Aim :: Every record must appear in your copy exactly as written, with no pictures.

== Exercise data ==

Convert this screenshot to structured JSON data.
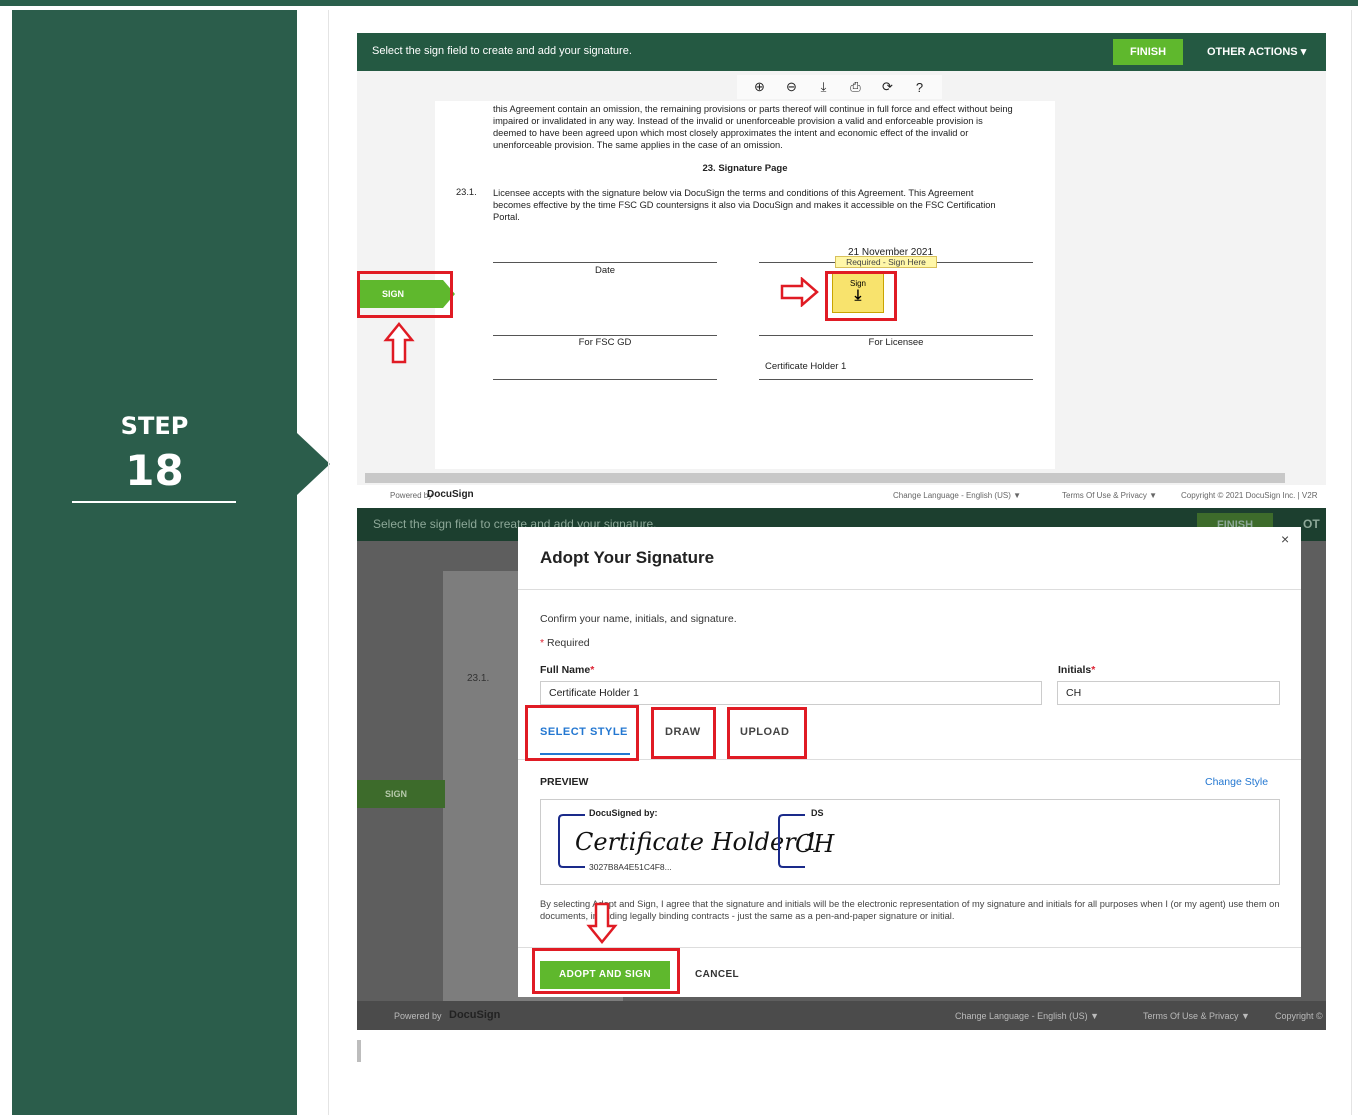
{
  "step": {
    "word": "STEP",
    "number": "18"
  },
  "shot1": {
    "header_message": "Select the sign field to create and add your signature.",
    "finish_label": "FINISH",
    "other_actions_label": "OTHER ACTIONS ▾",
    "toolbar_icons": [
      "zoom-in",
      "zoom-out",
      "download",
      "print",
      "rotate",
      "help"
    ],
    "paragraph": "this Agreement contain an omission, the remaining provisions or parts thereof will continue in full force and effect without being impaired or invalidated in any way. Instead of the invalid or unenforceable provision a valid and enforceable provision is deemed to have been agreed upon which most closely approximates the intent and economic effect of the invalid or unenforceable provision. The same applies in the case of an omission.",
    "section_title": "23. Signature Page",
    "clause_number": "23.1.",
    "clause_text": "Licensee accepts with the signature below via DocuSign the terms and conditions of this Agreement. This Agreement becomes effective by the time FSC GD countersigns it also via DocuSign and makes it accessible on the FSC Certification Portal.",
    "date_value": "21 November 2021",
    "tooltip": "Required - Sign Here",
    "sign_box_label": "Sign",
    "date_label": "Date",
    "for_fsc_label": "For FSC GD",
    "for_licensee_label": "For Licensee",
    "cert_holder_label": "Certificate Holder 1",
    "sign_tab_label": "SIGN",
    "footer_powered": "Powered by",
    "footer_brand": "DocuSign",
    "footer_language": "Change Language - English (US) ▼",
    "footer_terms": "Terms Of Use & Privacy ▼",
    "footer_copyright": "Copyright © 2021 DocuSign Inc. | V2R"
  },
  "shot2": {
    "header_message": "Select the sign field to create and add your signature.",
    "finish_label": "FINISH",
    "other_label": "OT",
    "clause_number": "23.1.",
    "sign_tab_label": "SIGN",
    "footer_powered": "Powered by",
    "footer_brand": "DocuSign",
    "footer_language": "Change Language - English (US) ▼",
    "footer_terms": "Terms Of Use & Privacy ▼",
    "footer_copyright": "Copyright ©"
  },
  "modal": {
    "title": "Adopt Your Signature",
    "close": "×",
    "confirm_text": "Confirm your name, initials, and signature.",
    "required_star": "*",
    "required_text": " Required",
    "full_name_label": "Full Name",
    "initials_label": "Initials",
    "full_name_value": "Certificate Holder 1",
    "initials_value": "CH",
    "tabs": [
      "SELECT STYLE",
      "DRAW",
      "UPLOAD"
    ],
    "preview_label": "PREVIEW",
    "change_style": "Change Style",
    "sig_header": "DocuSigned by:",
    "sig_script": "Certificate Holder 1",
    "sig_id": "3027B8A4E51C4F8...",
    "initials_header": "DS",
    "initials_script": "CH",
    "agreement": "By selecting Adopt and Sign, I agree that the signature and initials will be the electronic representation of my signature and initials for all purposes when I (or my agent) use them on documents, including legally binding contracts - just the same as a pen-and-paper signature or initial.",
    "adopt_label": "ADOPT AND SIGN",
    "cancel_label": "CANCEL"
  },
  "colors": {
    "sidebar": "#2b5d4b",
    "docusign_header": "#245942",
    "accent_green": "#5fb82d",
    "link_blue": "#2377d1",
    "highlight_red": "#e01b24"
  }
}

===

Written solution ::
Convert this screenshot to structured JSON data.
{
  "step": {
    "word": "STEP",
    "number": "18"
  },
  "shot1": {
    "header_message": "Select the sign field to create and add your signature.",
    "finish_label": "FINISH",
    "other_actions_label": "OTHER ACTIONS ▾",
    "toolbar_icons": [
      "zoom-in",
      "zoom-out",
      "download",
      "print",
      "rotate",
      "help"
    ],
    "paragraph": "this Agreement contain an omission, the remaining provisions or parts thereof will continue in full force and effect without being impaired or invalidated in any way. Instead of the invalid or unenforceable provision a valid and enforceable provision is deemed to have been agreed upon which most closely approximates the intent and economic effect of the invalid or unenforceable provision. The same applies in the case of an omission.",
    "section_title": "23. Signature Page",
    "clause_number": "23.1.",
    "clause_text": "Licensee accepts with the signature below via DocuSign the terms and conditions of this Agreement. This Agreement becomes effective by the time FSC GD countersigns it also via DocuSign and makes it accessible on the FSC Certification Portal.",
    "date_value": "21 November 2021",
    "tooltip": "Required - Sign Here",
    "sign_box_label": "Sign",
    "date_label": "Date",
    "for_fsc_label": "For FSC GD",
    "for_licensee_label": "For Licensee",
    "cert_holder_label": "Certificate Holder 1",
    "sign_tab_label": "SIGN",
    "footer_powered": "Powered by",
    "footer_brand": "DocuSign",
    "footer_language": "Change Language - English (US) ▼",
    "footer_terms": "Terms Of Use & Privacy ▼",
    "footer_copyright": "Copyright © 2021 DocuSign Inc. | V2R"
  },
  "shot2": {
    "header_message": "Select the sign field to create and add your signature.",
    "finish_label": "FINISH",
    "other_label": "OT",
    "clause_number": "23.1.",
    "sign_tab_label": "SIGN",
    "footer_powered": "Powered by",
    "footer_brand": "DocuSign",
    "footer_language": "Change Language - English (US) ▼",
    "footer_terms": "Terms Of Use & Privacy ▼",
    "footer_copyright": "Copyright ©"
  },
  "modal": {
    "title": "Adopt Your Signature",
    "close": "×",
    "confirm_text": "Confirm your name, initials, and signature.",
    "required_star": "*",
    "required_text": " Required",
    "full_name_label": "Full Name",
    "initials_label": "Initials",
    "full_name_value": "Certificate Holder 1",
    "initials_value": "CH",
    "tabs": [
      "SELECT STYLE",
      "DRAW",
      "UPLOAD"
    ],
    "preview_label": "PREVIEW",
    "change_style": "Change Style",
    "sig_header": "DocuSigned by:",
    "sig_script": "Certificate Holder 1",
    "sig_id": "3027B8A4E51C4F8...",
    "initials_header": "DS",
    "initials_script": "CH",
    "agreement": "By selecting Adopt and Sign, I agree that the signature and initials will be the electronic representation of my signature and initials for all purposes when I (or my agent) use them on documents, including legally binding contracts - just the same as a pen-and-paper signature or initial.",
    "adopt_label": "ADOPT AND SIGN",
    "cancel_label": "CANCEL"
  },
  "colors": {
    "sidebar": "#2b5d4b",
    "docusign_header": "#245942",
    "accent_green": "#5fb82d",
    "link_blue": "#2377d1",
    "highlight_red": "#e01b24"
  }
}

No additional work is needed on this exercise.